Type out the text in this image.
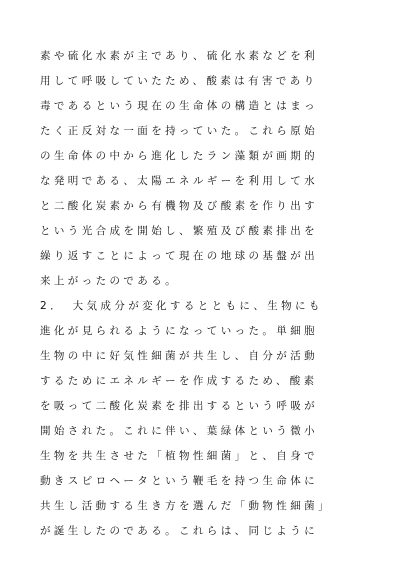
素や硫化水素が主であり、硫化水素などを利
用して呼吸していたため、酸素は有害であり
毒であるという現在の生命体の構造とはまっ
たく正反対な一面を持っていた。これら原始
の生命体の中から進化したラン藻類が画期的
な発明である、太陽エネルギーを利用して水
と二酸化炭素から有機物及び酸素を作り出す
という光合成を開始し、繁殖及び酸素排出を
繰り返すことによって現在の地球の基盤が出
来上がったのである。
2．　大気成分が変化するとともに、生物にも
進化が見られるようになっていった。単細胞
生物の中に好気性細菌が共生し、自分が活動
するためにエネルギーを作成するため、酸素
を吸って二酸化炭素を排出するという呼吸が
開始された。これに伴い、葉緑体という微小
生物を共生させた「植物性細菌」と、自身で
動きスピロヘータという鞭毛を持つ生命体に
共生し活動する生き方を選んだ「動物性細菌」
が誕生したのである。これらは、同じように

######

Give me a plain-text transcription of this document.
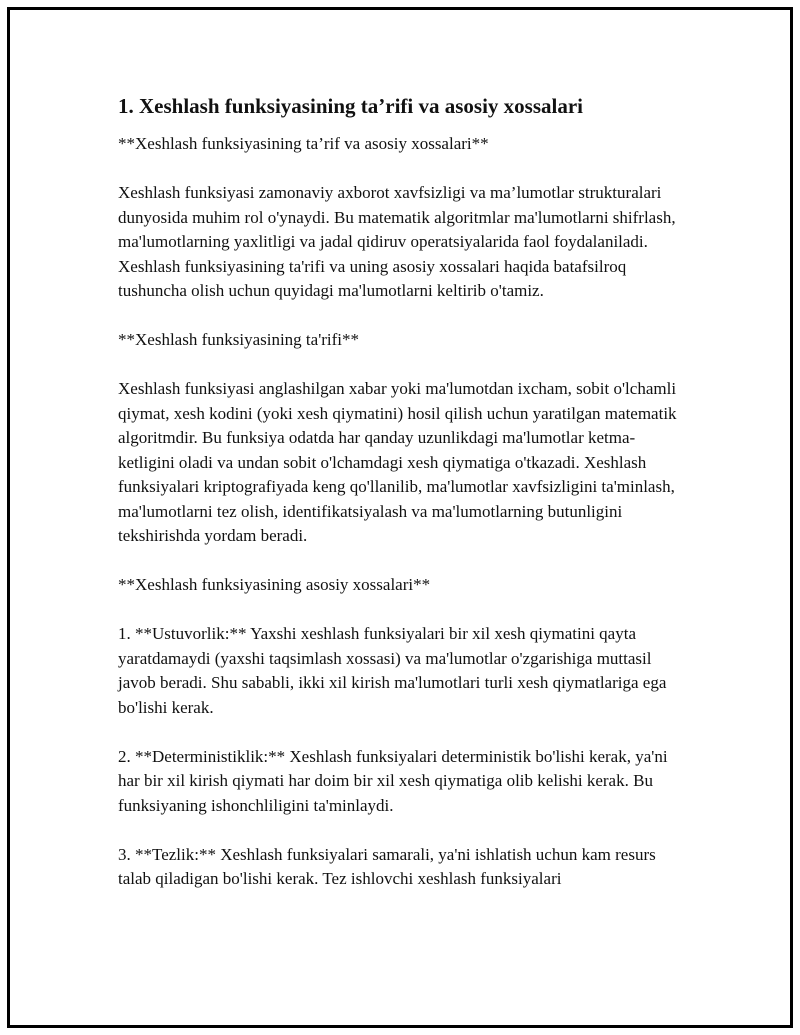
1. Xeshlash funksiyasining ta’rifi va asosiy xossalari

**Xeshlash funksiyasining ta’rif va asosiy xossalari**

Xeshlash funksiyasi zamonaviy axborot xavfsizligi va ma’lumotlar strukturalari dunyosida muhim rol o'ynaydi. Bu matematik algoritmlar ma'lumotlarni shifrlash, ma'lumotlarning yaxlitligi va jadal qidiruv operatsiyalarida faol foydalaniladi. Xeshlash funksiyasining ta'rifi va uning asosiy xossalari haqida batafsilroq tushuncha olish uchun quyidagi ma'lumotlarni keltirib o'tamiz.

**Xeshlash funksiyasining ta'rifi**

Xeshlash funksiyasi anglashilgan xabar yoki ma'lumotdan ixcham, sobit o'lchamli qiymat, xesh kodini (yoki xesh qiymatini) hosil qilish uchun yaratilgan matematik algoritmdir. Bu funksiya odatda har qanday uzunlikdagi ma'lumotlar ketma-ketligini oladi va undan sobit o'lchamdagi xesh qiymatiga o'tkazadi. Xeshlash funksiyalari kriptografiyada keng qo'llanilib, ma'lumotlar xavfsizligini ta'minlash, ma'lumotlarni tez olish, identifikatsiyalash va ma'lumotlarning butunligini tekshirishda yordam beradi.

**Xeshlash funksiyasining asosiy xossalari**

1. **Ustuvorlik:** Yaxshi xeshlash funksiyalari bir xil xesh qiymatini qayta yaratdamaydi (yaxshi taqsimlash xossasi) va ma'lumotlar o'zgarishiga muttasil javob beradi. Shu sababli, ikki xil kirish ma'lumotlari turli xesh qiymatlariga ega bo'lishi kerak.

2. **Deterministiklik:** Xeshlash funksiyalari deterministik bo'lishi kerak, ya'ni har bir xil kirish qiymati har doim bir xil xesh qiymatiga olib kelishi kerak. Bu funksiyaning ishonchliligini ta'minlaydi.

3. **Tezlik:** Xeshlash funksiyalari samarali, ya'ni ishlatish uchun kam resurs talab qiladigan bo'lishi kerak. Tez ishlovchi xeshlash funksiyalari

######

Using the material above, state how many lines include the string "this". Answer with a single number.

2